### Dataset rows
# # # # # # #
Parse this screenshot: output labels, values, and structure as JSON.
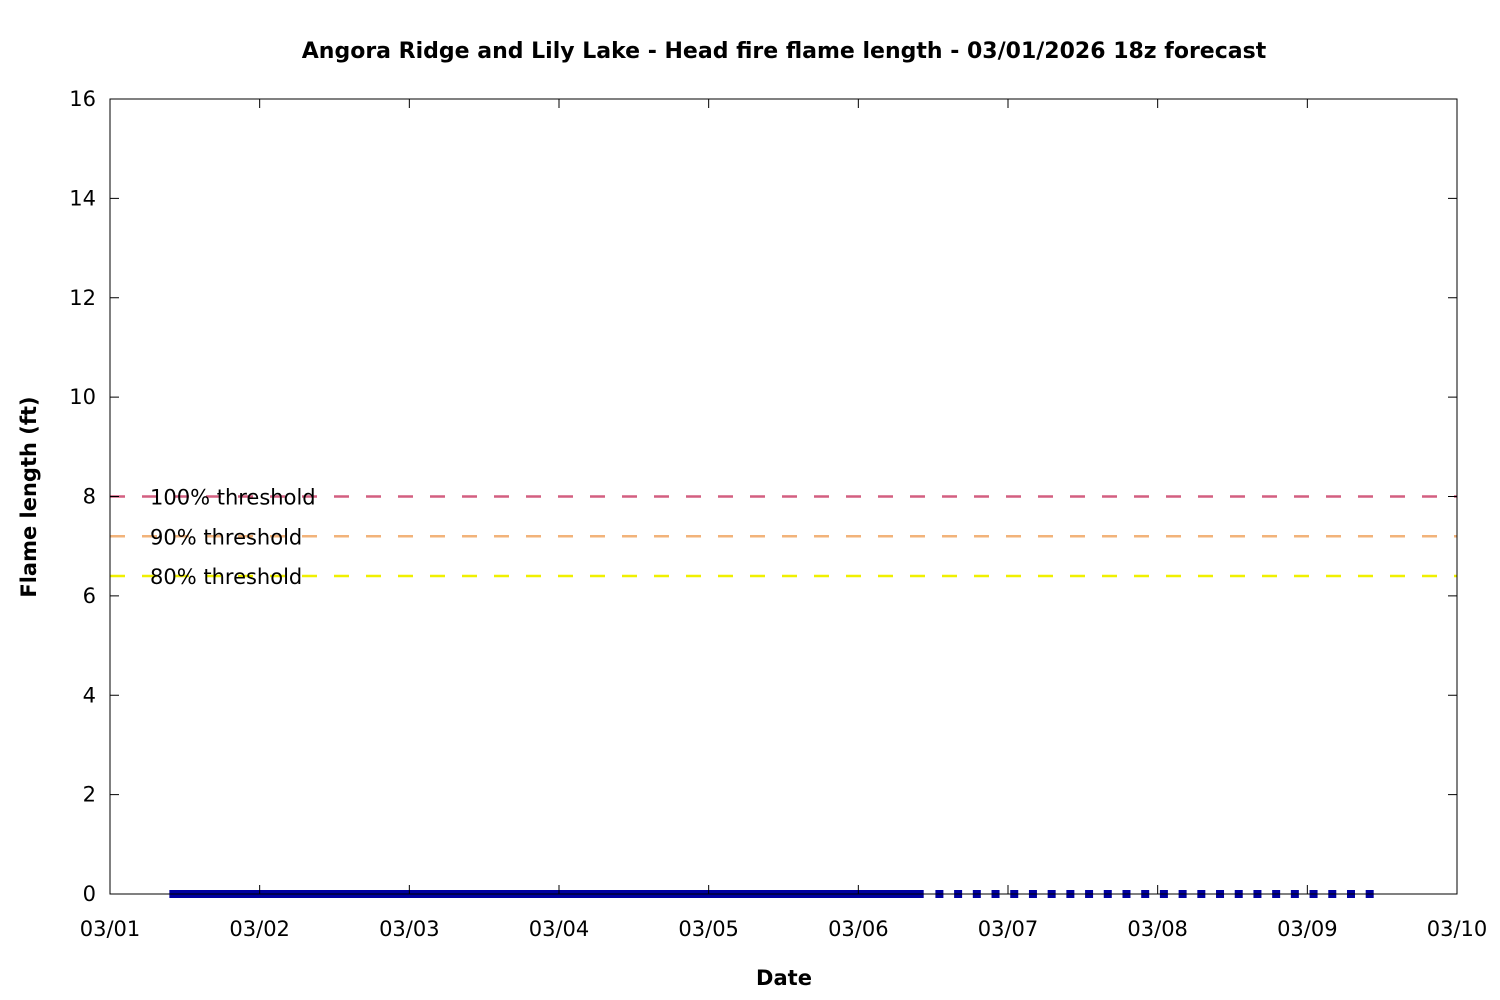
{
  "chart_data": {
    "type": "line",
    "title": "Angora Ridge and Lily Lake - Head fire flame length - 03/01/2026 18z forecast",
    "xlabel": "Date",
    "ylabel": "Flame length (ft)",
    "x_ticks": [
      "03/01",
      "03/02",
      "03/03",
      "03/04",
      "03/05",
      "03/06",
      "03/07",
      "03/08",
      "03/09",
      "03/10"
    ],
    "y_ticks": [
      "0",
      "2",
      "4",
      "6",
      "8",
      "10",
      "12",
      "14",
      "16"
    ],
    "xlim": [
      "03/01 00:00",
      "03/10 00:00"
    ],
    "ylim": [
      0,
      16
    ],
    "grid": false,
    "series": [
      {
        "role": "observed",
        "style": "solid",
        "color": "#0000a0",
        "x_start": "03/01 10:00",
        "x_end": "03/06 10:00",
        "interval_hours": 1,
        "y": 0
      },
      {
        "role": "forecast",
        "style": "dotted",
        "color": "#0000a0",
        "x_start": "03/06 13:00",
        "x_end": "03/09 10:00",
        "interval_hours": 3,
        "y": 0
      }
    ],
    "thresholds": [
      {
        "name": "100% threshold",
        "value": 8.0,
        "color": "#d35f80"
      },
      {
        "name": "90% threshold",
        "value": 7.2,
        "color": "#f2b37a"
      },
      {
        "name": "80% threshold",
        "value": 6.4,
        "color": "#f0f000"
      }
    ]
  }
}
# # # # # # #
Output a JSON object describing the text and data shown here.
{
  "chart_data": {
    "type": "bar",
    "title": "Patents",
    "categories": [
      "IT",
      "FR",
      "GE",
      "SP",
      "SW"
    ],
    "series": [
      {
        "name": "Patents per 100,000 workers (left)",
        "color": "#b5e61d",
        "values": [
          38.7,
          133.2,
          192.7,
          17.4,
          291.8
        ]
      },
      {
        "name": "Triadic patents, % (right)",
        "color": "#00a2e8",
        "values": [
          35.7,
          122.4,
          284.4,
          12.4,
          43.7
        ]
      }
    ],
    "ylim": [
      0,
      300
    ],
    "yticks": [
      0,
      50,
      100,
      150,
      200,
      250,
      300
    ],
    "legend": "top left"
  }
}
# # # # # # #
### Exercise prompt
Using the entries above, return each line in which the word "title" occurs.

### Task response
    "title": "Angora Ridge and Lily Lake - Head fire flame length - 03/01/2026 18z forecast",
    "title": "Patents",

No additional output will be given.